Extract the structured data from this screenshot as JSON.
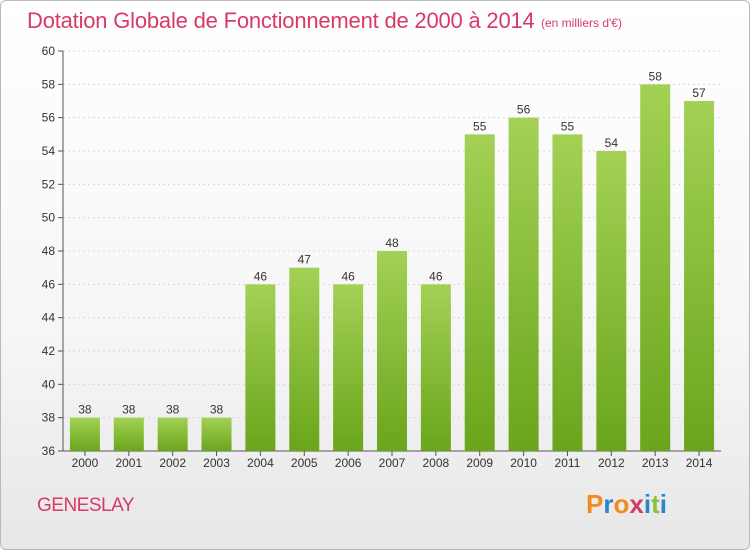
{
  "title": "Dotation Globale de Fonctionnement de 2000 à 2014",
  "subtitle": "(en milliers d'€)",
  "place": "GENESLAY",
  "logo": {
    "text": "Proxiti",
    "letters": [
      "P",
      "r",
      "o",
      "x",
      "i",
      "t",
      "i"
    ],
    "colors": [
      "#f08c1e",
      "#2a86c8",
      "#f08c1e",
      "#d63a66",
      "#2a86c8",
      "#8cc23f",
      "#2a86c8"
    ]
  },
  "colors": {
    "bar_top": "#a3d155",
    "bar_bottom": "#6aa51c",
    "title": "#d63a66",
    "grid": "#d8d8d8"
  },
  "chart_data": {
    "type": "bar",
    "title": "Dotation Globale de Fonctionnement de 2000 à 2014",
    "subtitle": "(en milliers d'€)",
    "categories": [
      "2000",
      "2001",
      "2002",
      "2003",
      "2004",
      "2005",
      "2006",
      "2007",
      "2008",
      "2009",
      "2010",
      "2011",
      "2012",
      "2013",
      "2014"
    ],
    "values": [
      38,
      38,
      38,
      38,
      46,
      47,
      46,
      48,
      46,
      55,
      56,
      55,
      54,
      58,
      57
    ],
    "ylim": [
      36,
      60
    ],
    "yticks": [
      36,
      38,
      40,
      42,
      44,
      46,
      48,
      50,
      52,
      54,
      56,
      58,
      60
    ],
    "grid": true,
    "data_labels": true
  }
}
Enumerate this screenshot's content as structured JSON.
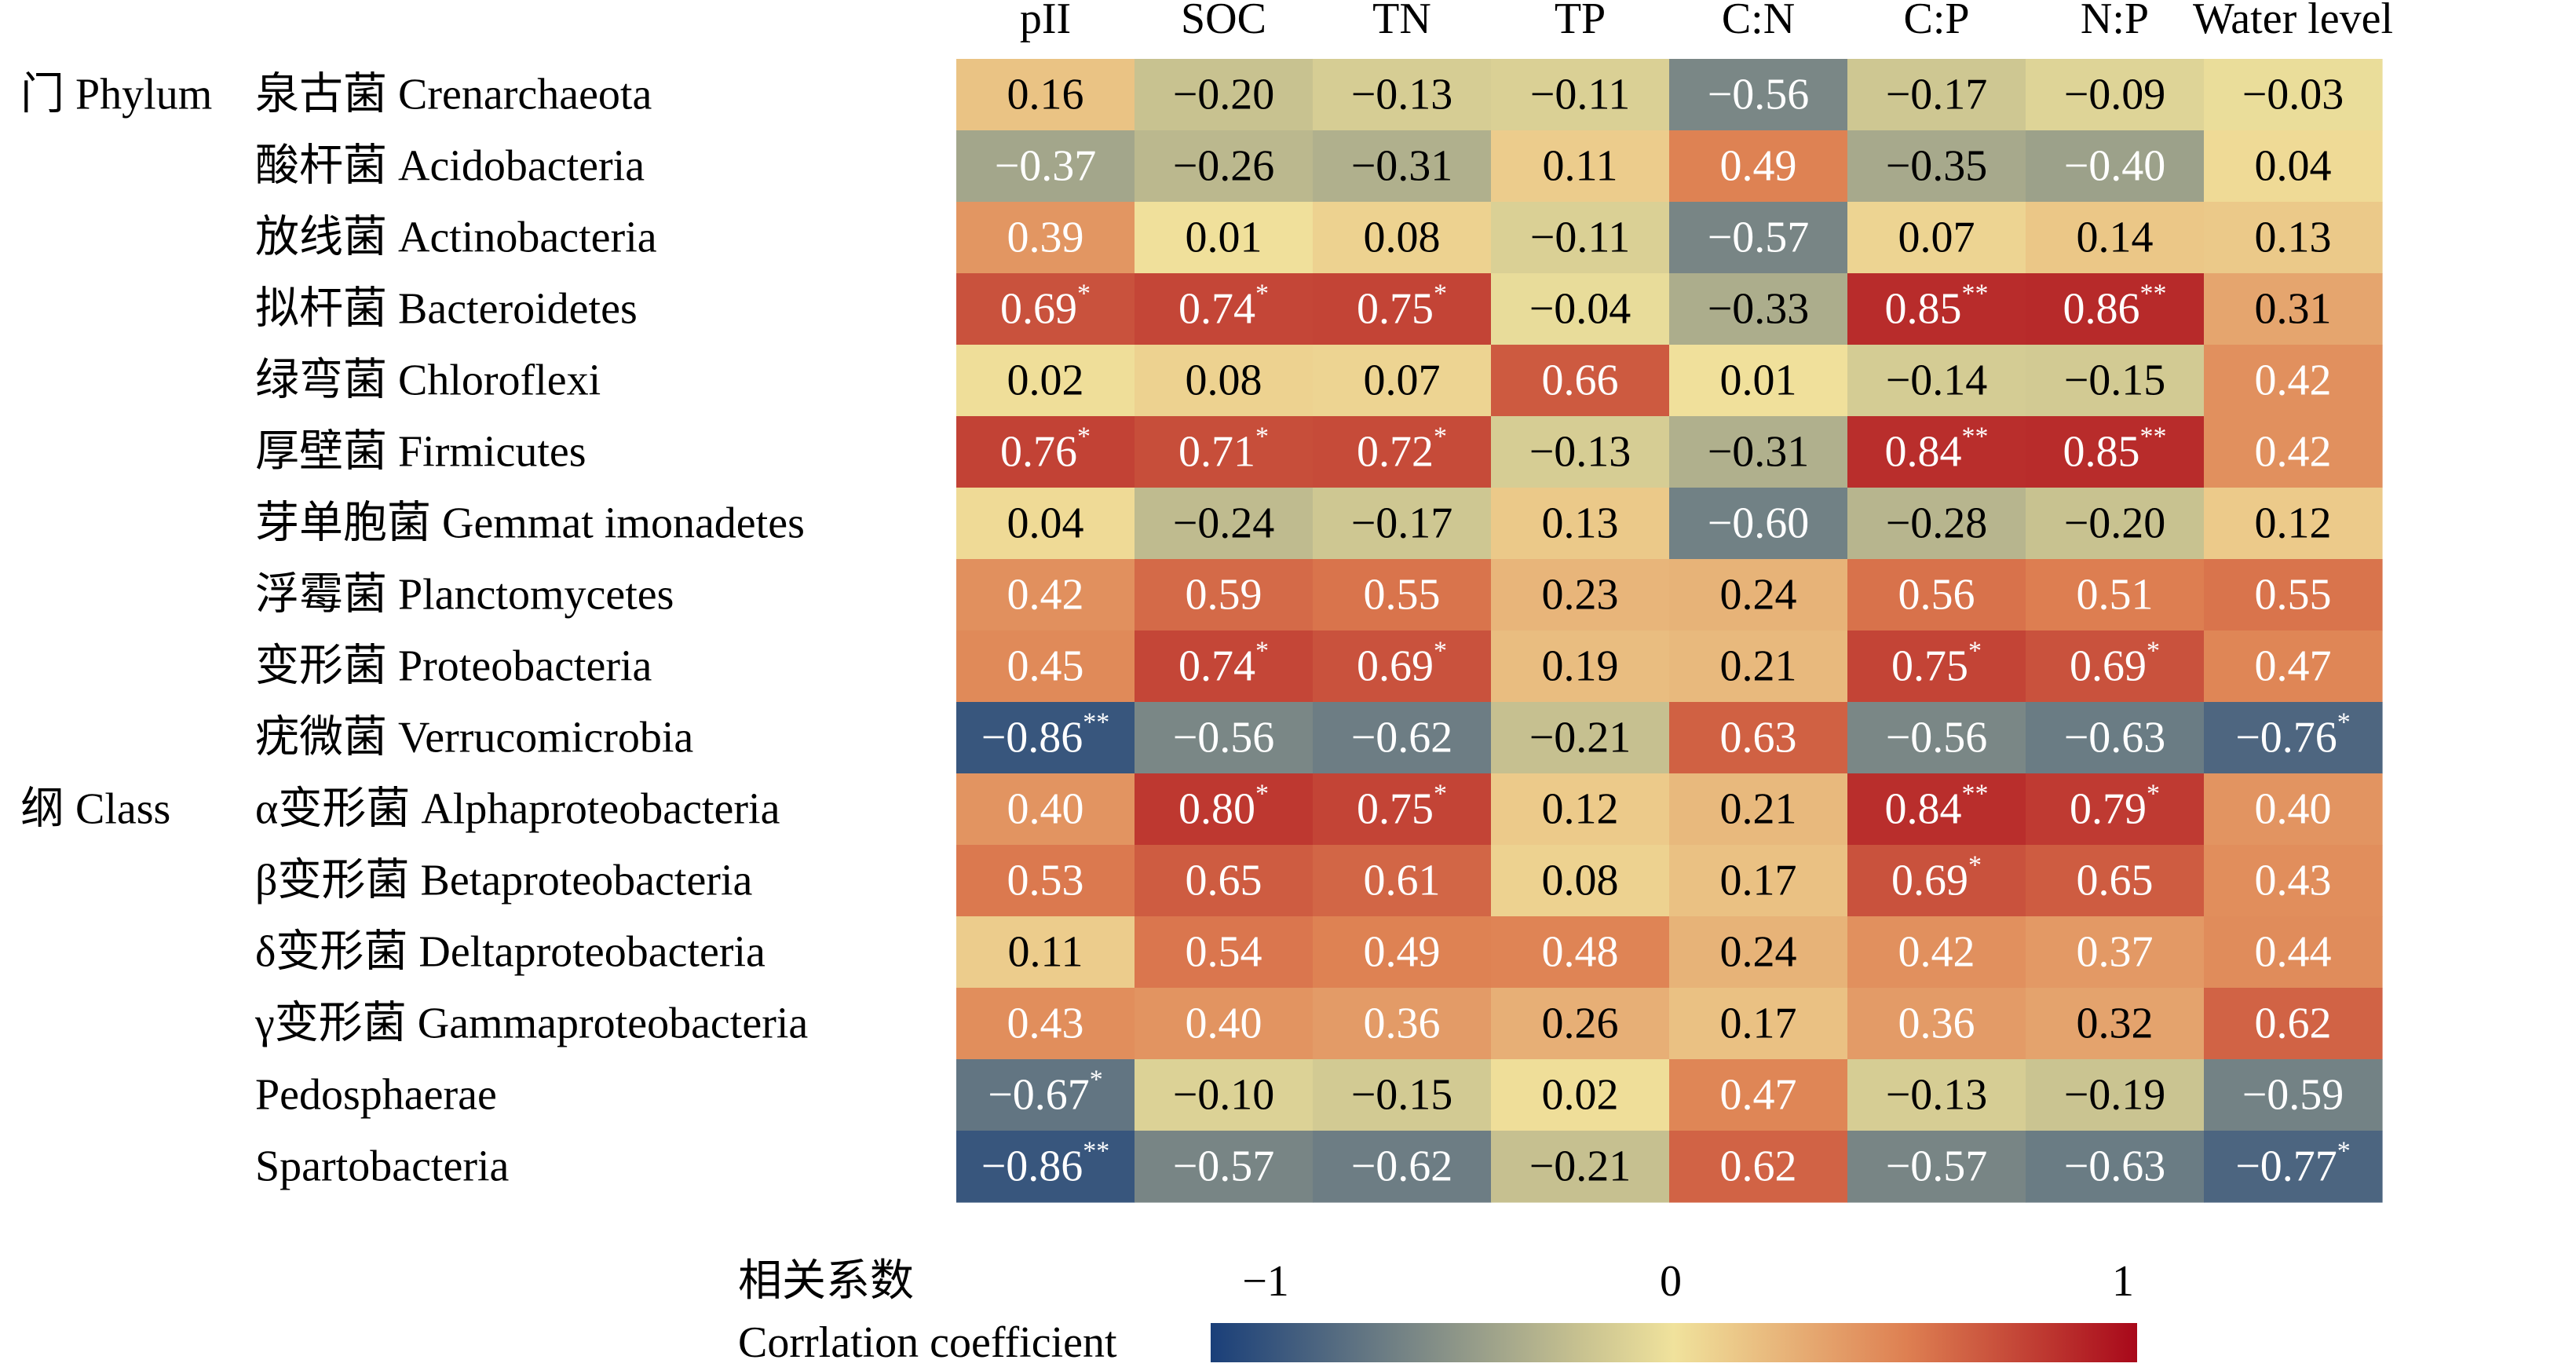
{
  "chart_data": {
    "type": "heatmap",
    "columns": [
      "pII",
      "SOC",
      "TN",
      "TP",
      "C:N",
      "C:P",
      "N:P",
      "Water level"
    ],
    "groups": [
      {
        "label": "门 Phylum",
        "rows": [
          0,
          1,
          2,
          3,
          4,
          5,
          6,
          7,
          8,
          9
        ]
      },
      {
        "label": "纲 Class",
        "rows": [
          10,
          11,
          12,
          13,
          14,
          15
        ]
      }
    ],
    "rows": [
      "泉古菌 Crenarchaeota",
      "酸杆菌 Acidobacteria",
      "放线菌 Actinobacteria",
      "拟杆菌 Bacteroidetes",
      "绿弯菌 Chloroflexi",
      "厚壁菌 Firmicutes",
      "芽单胞菌 Gemmat imonadetes",
      "浮霉菌 Planctomycetes",
      "变形菌 Proteobacteria",
      "疣微菌 Verrucomicrobia",
      "α变形菌 Alphaproteobacteria",
      "β变形菌 Betaproteobacteria",
      "δ变形菌 Deltaproteobacteria",
      "γ变形菌 Gammaproteobacteria",
      "Pedosphaerae",
      "Spartobacteria"
    ],
    "values": [
      [
        0.16,
        -0.2,
        -0.13,
        -0.11,
        -0.56,
        -0.17,
        -0.09,
        -0.03
      ],
      [
        -0.37,
        -0.26,
        -0.31,
        0.11,
        0.49,
        -0.35,
        -0.4,
        0.04
      ],
      [
        0.39,
        0.01,
        0.08,
        -0.11,
        -0.57,
        0.07,
        0.14,
        0.13
      ],
      [
        0.69,
        0.74,
        0.75,
        -0.04,
        -0.33,
        0.85,
        0.86,
        0.31
      ],
      [
        0.02,
        0.08,
        0.07,
        0.66,
        0.01,
        -0.14,
        -0.15,
        0.42
      ],
      [
        0.76,
        0.71,
        0.72,
        -0.13,
        -0.31,
        0.84,
        0.85,
        0.42
      ],
      [
        0.04,
        -0.24,
        -0.17,
        0.13,
        -0.6,
        -0.28,
        -0.2,
        0.12
      ],
      [
        0.42,
        0.59,
        0.55,
        0.23,
        0.24,
        0.56,
        0.51,
        0.55
      ],
      [
        0.45,
        0.74,
        0.69,
        0.19,
        0.21,
        0.75,
        0.69,
        0.47
      ],
      [
        -0.86,
        -0.56,
        -0.62,
        -0.21,
        0.63,
        -0.56,
        -0.63,
        -0.76
      ],
      [
        0.4,
        0.8,
        0.75,
        0.12,
        0.21,
        0.84,
        0.79,
        0.4
      ],
      [
        0.53,
        0.65,
        0.61,
        0.08,
        0.17,
        0.69,
        0.65,
        0.43
      ],
      [
        0.11,
        0.54,
        0.49,
        0.48,
        0.24,
        0.42,
        0.37,
        0.44
      ],
      [
        0.43,
        0.4,
        0.36,
        0.26,
        0.17,
        0.36,
        0.32,
        0.62
      ],
      [
        -0.67,
        -0.1,
        -0.15,
        0.02,
        0.47,
        -0.13,
        -0.19,
        -0.59
      ],
      [
        -0.86,
        -0.57,
        -0.62,
        -0.21,
        0.62,
        -0.57,
        -0.63,
        -0.77
      ]
    ],
    "significance": [
      [
        "",
        "",
        "",
        "",
        "",
        "",
        "",
        ""
      ],
      [
        "",
        "",
        "",
        "",
        "",
        "",
        "",
        ""
      ],
      [
        "",
        "",
        "",
        "",
        "",
        "",
        "",
        ""
      ],
      [
        "*",
        "*",
        "*",
        "",
        "",
        "**",
        "**",
        ""
      ],
      [
        "",
        "",
        "",
        "",
        "",
        "",
        "",
        ""
      ],
      [
        "*",
        "*",
        "*",
        "",
        "",
        "**",
        "**",
        ""
      ],
      [
        "",
        "",
        "",
        "",
        "",
        "",
        "",
        ""
      ],
      [
        "",
        "",
        "",
        "",
        "",
        "",
        "",
        ""
      ],
      [
        "",
        "*",
        "*",
        "",
        "",
        "*",
        "*",
        ""
      ],
      [
        "**",
        "",
        "",
        "",
        "",
        "",
        "",
        "*"
      ],
      [
        "",
        "*",
        "*",
        "",
        "",
        "**",
        "*",
        ""
      ],
      [
        "",
        "",
        "",
        "",
        "",
        "*",
        "",
        ""
      ],
      [
        "",
        "",
        "",
        "",
        "",
        "",
        "",
        ""
      ],
      [
        "",
        "",
        "",
        "",
        "",
        "",
        "",
        ""
      ],
      [
        "*",
        "",
        "",
        "",
        "",
        "",
        "",
        ""
      ],
      [
        "**",
        "",
        "",
        "",
        "",
        "",
        "",
        "*"
      ]
    ],
    "range": [
      -1,
      1
    ],
    "colorbar": {
      "title_cn": "相关系数",
      "title_en": "Corrlation coefficient",
      "ticks": [
        "−1",
        "0",
        "1"
      ],
      "tick_values": [
        -1,
        0,
        1
      ],
      "colors": [
        "#1a3f79",
        "#c8c290",
        "#f0e29c",
        "#de8052",
        "#a8081a"
      ]
    }
  }
}
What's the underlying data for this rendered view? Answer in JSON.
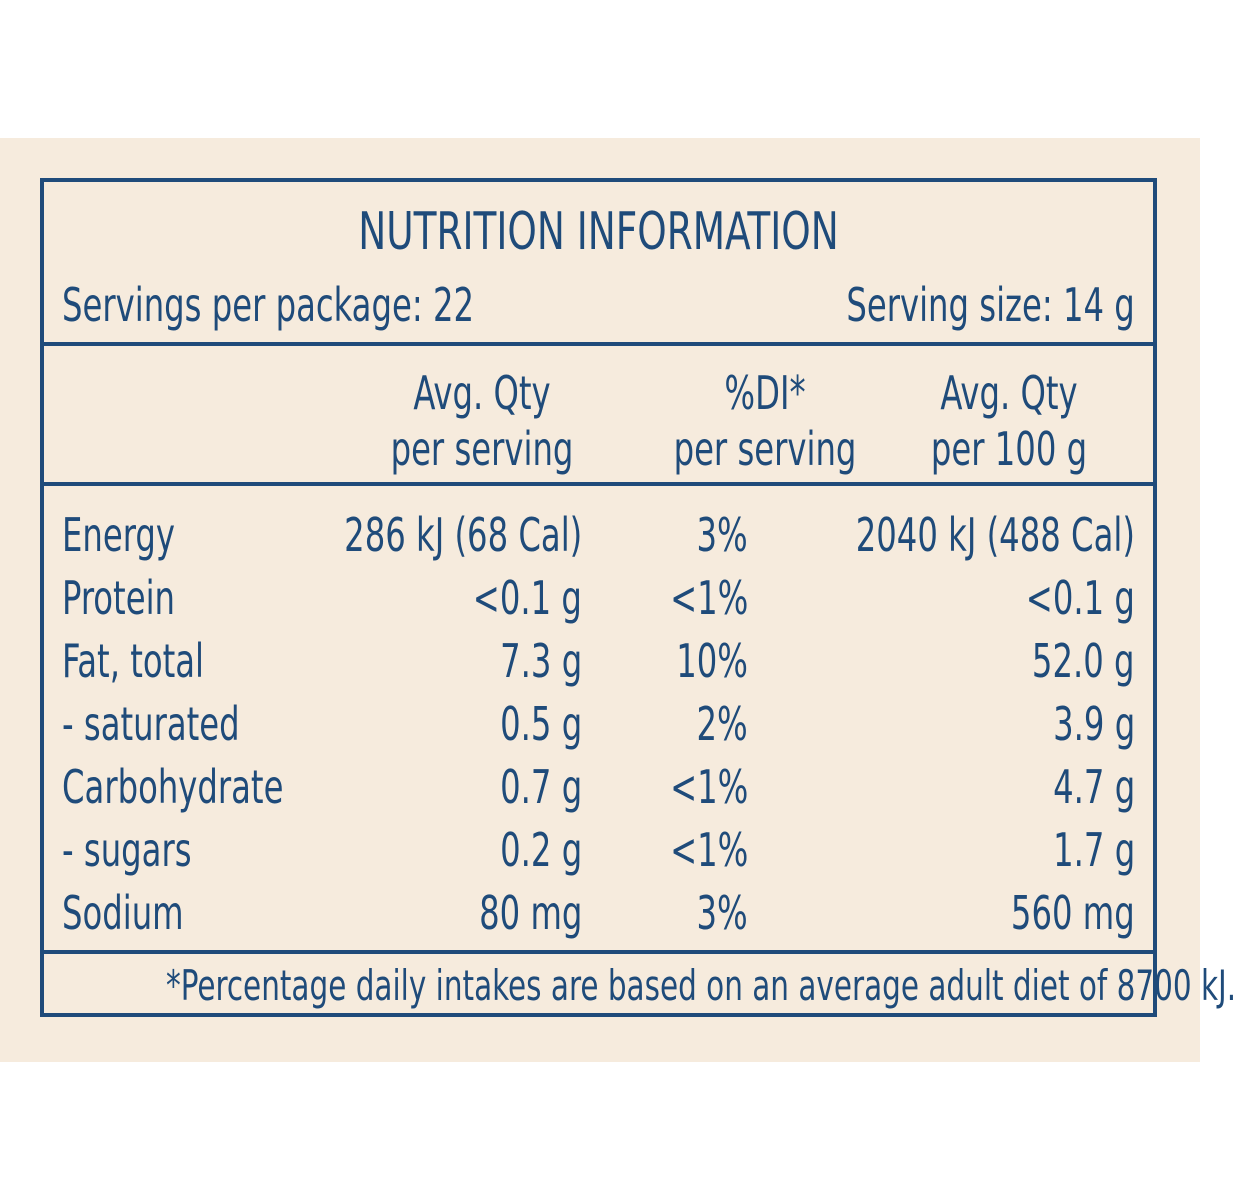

•••

**EXERCISE:** Extract every line from the records above that contains the word "Fonctionnement".

**SOLUTION:**
  "title": "Dotation Globale de Fonctionnement de 2000 à 2014",
    "title": "Dotation Globale de Fonctionnement de 2000 à 2014",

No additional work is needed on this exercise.